--- Supplied information ---

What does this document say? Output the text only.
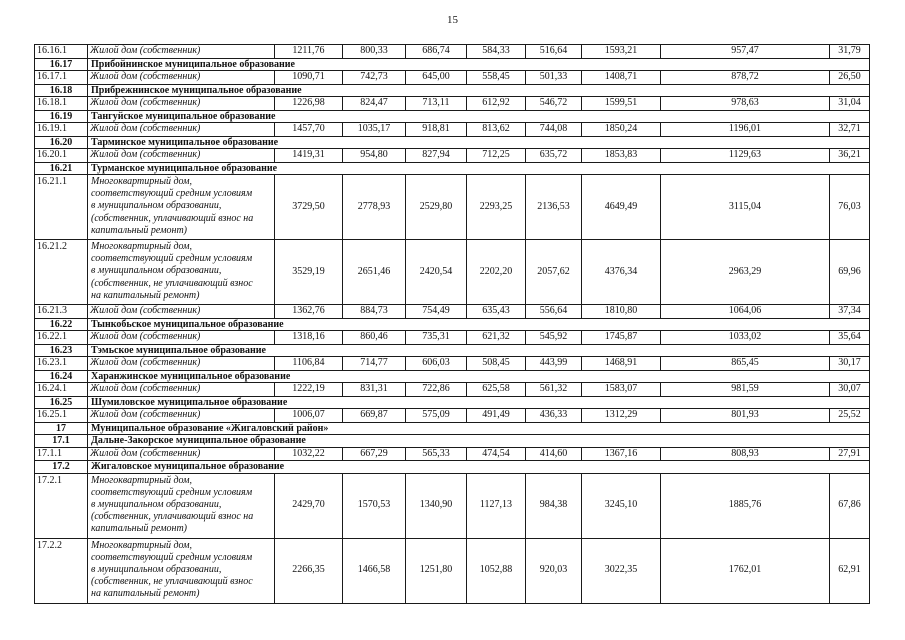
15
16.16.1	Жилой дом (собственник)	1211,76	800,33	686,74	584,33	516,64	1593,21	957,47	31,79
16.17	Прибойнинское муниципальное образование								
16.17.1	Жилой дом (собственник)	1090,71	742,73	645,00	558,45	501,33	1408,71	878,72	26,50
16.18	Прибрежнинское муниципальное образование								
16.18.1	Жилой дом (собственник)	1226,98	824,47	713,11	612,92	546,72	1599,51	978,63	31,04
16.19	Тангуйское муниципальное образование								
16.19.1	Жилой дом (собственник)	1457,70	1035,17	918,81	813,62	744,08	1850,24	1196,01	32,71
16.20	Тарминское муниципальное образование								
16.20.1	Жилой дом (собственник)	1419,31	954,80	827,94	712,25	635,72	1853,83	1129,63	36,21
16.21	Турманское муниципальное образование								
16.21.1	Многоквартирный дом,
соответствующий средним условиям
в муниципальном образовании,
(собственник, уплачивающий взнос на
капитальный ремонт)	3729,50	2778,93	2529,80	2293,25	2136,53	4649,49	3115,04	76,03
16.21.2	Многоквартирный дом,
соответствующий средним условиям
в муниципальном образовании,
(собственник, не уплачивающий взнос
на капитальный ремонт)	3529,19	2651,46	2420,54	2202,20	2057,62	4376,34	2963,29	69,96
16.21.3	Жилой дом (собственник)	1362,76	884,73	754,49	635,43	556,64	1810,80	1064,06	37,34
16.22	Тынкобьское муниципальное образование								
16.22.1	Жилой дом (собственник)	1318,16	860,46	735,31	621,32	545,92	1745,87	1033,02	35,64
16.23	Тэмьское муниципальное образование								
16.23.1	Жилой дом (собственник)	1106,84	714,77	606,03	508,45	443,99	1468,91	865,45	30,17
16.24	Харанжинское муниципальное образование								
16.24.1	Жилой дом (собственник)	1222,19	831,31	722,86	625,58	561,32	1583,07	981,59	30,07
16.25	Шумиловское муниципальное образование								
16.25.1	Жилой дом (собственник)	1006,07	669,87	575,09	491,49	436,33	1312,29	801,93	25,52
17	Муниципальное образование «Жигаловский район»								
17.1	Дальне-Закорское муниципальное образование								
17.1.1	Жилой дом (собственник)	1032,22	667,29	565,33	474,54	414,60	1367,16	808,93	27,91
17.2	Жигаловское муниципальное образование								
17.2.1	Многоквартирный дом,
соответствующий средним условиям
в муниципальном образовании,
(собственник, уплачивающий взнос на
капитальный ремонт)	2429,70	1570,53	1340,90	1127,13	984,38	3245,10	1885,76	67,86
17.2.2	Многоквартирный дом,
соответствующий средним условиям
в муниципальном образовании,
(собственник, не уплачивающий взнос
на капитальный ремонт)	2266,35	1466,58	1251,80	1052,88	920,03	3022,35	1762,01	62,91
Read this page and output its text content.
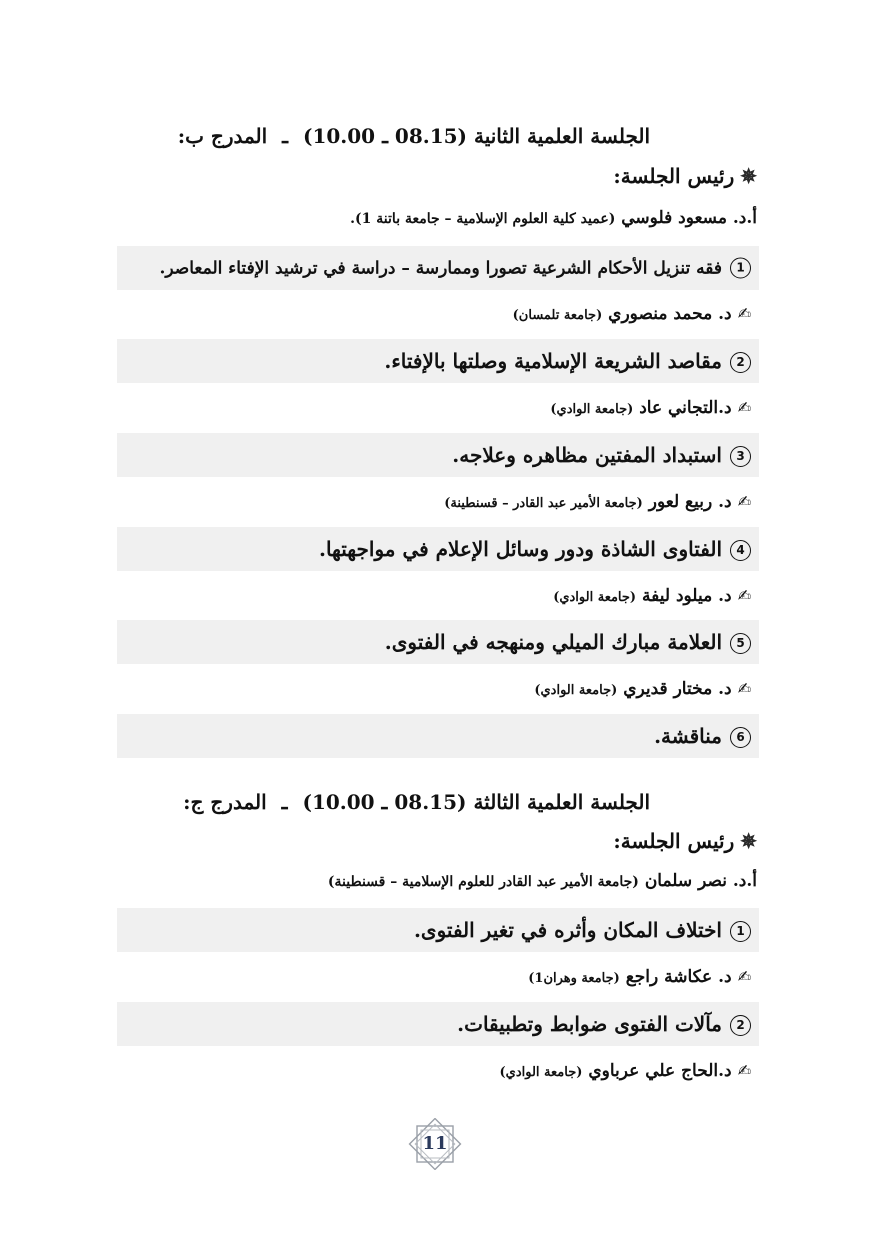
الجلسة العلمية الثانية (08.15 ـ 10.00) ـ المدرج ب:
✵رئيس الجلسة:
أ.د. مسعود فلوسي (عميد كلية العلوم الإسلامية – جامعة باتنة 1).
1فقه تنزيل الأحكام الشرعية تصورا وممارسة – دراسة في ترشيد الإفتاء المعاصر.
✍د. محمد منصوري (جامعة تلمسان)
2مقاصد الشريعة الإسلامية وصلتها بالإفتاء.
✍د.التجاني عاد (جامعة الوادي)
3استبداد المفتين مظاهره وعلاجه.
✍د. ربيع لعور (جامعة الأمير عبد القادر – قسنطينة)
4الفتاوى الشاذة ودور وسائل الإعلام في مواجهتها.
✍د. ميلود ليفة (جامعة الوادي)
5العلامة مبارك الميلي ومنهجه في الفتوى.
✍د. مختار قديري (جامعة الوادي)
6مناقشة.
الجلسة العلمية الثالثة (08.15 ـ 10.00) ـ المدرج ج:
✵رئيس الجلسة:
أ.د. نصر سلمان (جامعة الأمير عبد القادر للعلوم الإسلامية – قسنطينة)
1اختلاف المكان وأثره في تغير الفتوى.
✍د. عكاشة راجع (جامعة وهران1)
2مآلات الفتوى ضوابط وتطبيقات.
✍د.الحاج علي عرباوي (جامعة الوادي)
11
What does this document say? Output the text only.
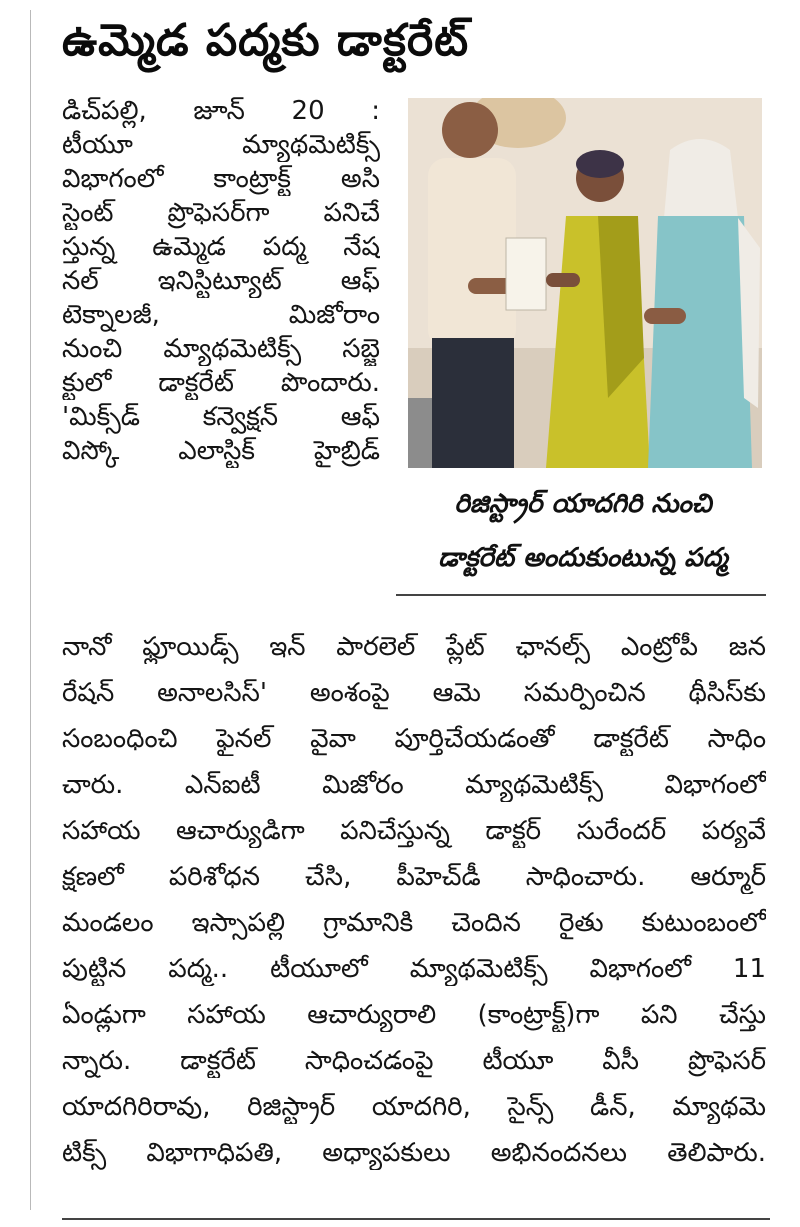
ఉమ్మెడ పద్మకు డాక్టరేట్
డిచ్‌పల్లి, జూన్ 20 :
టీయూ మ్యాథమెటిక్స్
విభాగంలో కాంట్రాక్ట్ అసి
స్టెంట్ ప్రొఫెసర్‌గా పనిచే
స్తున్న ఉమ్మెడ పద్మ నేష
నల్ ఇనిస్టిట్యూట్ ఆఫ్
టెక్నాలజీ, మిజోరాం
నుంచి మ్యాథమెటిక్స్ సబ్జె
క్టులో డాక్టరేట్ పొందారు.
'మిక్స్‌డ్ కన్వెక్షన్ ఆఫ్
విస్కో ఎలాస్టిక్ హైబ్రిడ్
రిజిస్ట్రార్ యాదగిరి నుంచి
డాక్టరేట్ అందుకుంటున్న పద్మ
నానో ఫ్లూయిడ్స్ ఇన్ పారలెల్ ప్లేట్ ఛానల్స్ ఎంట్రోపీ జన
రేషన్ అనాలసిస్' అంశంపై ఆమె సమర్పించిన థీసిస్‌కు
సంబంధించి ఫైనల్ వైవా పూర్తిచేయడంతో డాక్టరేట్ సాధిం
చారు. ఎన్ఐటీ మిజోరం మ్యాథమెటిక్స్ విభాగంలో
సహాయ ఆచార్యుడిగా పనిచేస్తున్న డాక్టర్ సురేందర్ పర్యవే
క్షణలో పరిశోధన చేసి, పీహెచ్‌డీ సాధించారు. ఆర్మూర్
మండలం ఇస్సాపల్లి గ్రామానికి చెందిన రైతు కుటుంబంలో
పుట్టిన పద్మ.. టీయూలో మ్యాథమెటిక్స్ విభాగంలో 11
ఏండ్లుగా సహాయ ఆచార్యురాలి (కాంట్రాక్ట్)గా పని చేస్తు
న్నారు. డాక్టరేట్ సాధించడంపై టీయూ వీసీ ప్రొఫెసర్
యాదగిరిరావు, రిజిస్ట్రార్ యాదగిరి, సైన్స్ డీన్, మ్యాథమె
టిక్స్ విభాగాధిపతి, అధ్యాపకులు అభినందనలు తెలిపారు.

---
--- Supplied information ---

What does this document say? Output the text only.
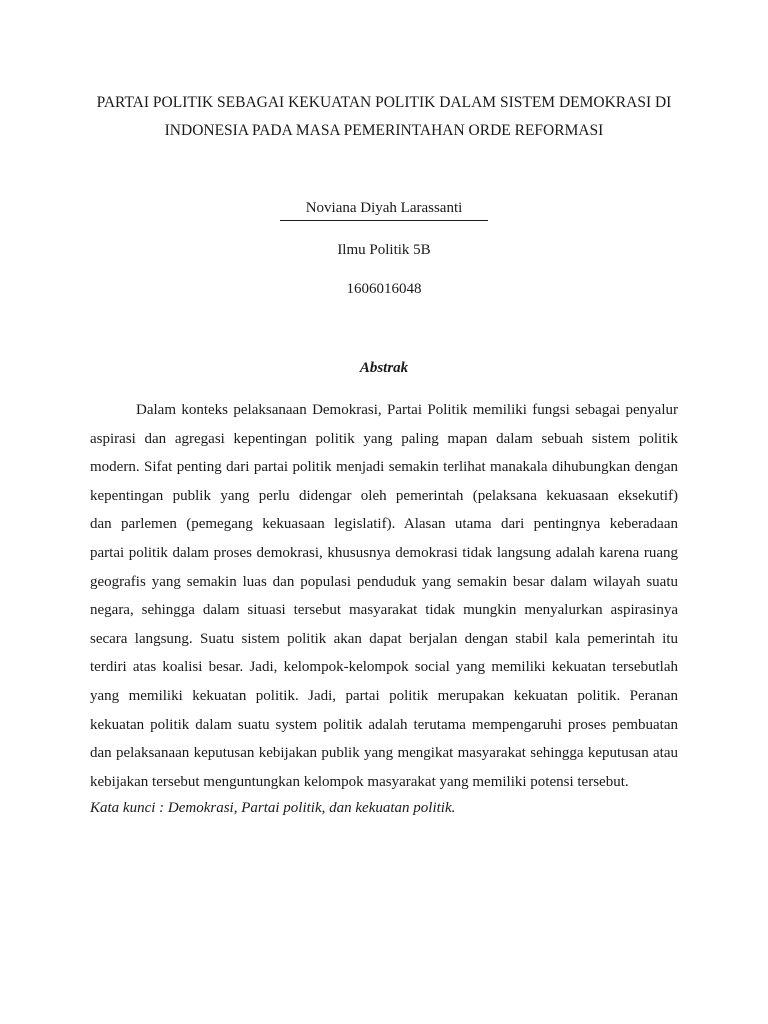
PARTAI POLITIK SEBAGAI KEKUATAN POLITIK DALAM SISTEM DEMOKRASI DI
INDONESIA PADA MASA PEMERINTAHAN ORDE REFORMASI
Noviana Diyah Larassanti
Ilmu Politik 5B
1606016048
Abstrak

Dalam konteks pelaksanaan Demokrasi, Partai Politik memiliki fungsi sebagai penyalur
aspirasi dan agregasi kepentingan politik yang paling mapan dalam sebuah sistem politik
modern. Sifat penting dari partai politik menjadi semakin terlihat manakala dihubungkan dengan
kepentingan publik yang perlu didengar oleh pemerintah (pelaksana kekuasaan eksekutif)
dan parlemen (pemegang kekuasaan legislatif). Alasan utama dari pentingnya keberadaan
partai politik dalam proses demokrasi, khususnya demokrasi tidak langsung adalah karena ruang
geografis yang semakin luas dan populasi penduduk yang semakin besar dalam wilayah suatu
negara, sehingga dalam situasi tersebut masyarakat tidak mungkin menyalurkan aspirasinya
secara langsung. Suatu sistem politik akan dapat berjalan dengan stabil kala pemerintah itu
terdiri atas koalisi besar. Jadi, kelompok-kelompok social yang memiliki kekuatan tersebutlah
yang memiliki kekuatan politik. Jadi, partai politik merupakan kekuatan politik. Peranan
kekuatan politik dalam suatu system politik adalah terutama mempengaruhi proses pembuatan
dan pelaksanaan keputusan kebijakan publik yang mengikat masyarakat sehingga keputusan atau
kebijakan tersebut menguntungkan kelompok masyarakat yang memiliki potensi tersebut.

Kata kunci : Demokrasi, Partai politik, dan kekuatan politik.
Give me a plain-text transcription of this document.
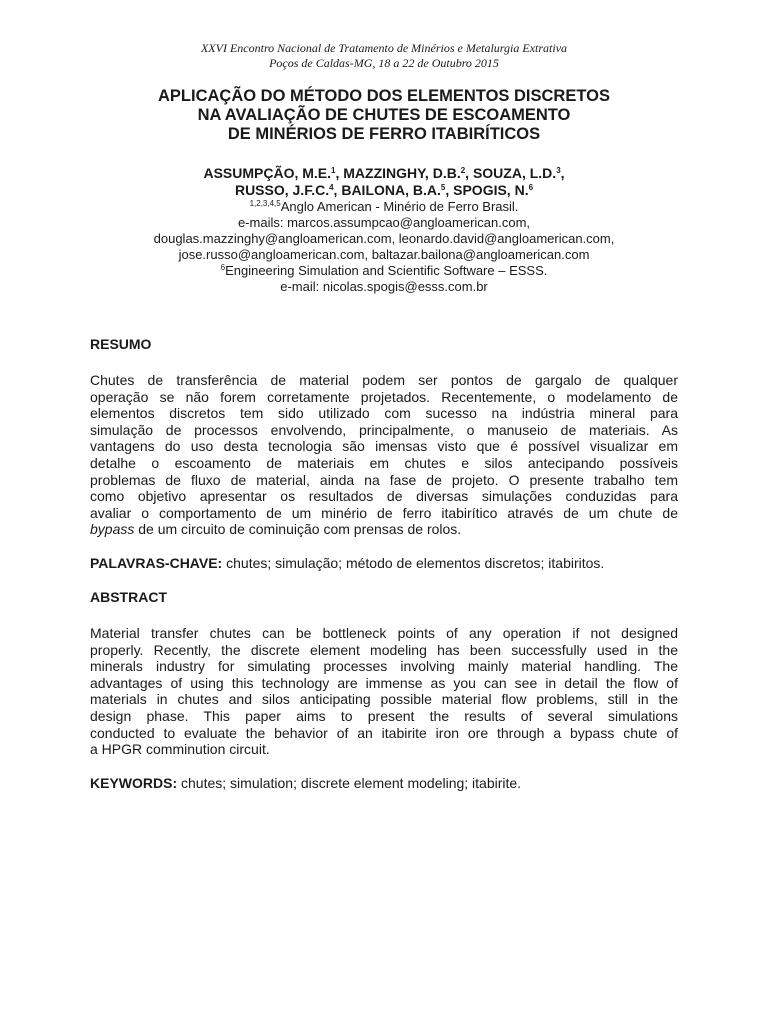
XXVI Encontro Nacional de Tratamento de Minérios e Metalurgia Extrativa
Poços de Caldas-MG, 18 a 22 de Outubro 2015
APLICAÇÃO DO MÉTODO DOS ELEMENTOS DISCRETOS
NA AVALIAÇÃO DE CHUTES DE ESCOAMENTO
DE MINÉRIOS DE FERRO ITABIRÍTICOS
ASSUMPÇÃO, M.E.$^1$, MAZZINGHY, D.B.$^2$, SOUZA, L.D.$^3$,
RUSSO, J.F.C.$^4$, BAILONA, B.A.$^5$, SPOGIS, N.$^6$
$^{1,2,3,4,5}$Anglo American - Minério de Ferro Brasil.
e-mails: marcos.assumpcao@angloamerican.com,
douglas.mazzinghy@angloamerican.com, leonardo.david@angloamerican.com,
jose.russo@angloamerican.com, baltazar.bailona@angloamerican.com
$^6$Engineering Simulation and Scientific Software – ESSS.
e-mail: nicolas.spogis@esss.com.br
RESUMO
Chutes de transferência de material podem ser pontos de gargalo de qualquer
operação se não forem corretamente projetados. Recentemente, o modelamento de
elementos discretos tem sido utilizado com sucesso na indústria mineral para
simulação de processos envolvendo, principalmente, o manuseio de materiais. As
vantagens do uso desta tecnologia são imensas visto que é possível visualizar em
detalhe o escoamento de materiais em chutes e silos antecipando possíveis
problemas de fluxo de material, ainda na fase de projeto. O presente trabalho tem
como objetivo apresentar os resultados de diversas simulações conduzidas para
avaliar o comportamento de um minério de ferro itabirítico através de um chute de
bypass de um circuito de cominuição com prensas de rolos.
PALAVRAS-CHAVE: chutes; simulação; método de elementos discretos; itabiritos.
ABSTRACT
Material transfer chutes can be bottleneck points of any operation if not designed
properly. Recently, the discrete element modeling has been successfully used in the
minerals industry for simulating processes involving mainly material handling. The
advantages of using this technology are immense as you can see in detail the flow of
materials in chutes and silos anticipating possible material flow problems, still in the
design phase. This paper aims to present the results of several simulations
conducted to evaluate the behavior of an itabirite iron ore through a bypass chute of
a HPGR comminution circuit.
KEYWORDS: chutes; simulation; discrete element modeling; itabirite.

---

● Task instructions
Show every line from the entries above in which "الجلسة" appears.

● Task response
الجلسة العلمية الثانية (08.15 ـ 10.00) ـ المدرج ب:
✵رئيس الجلسة:
الجلسة العلمية الثالثة (08.15 ـ 10.00) ـ المدرج ج:
✵رئيس الجلسة:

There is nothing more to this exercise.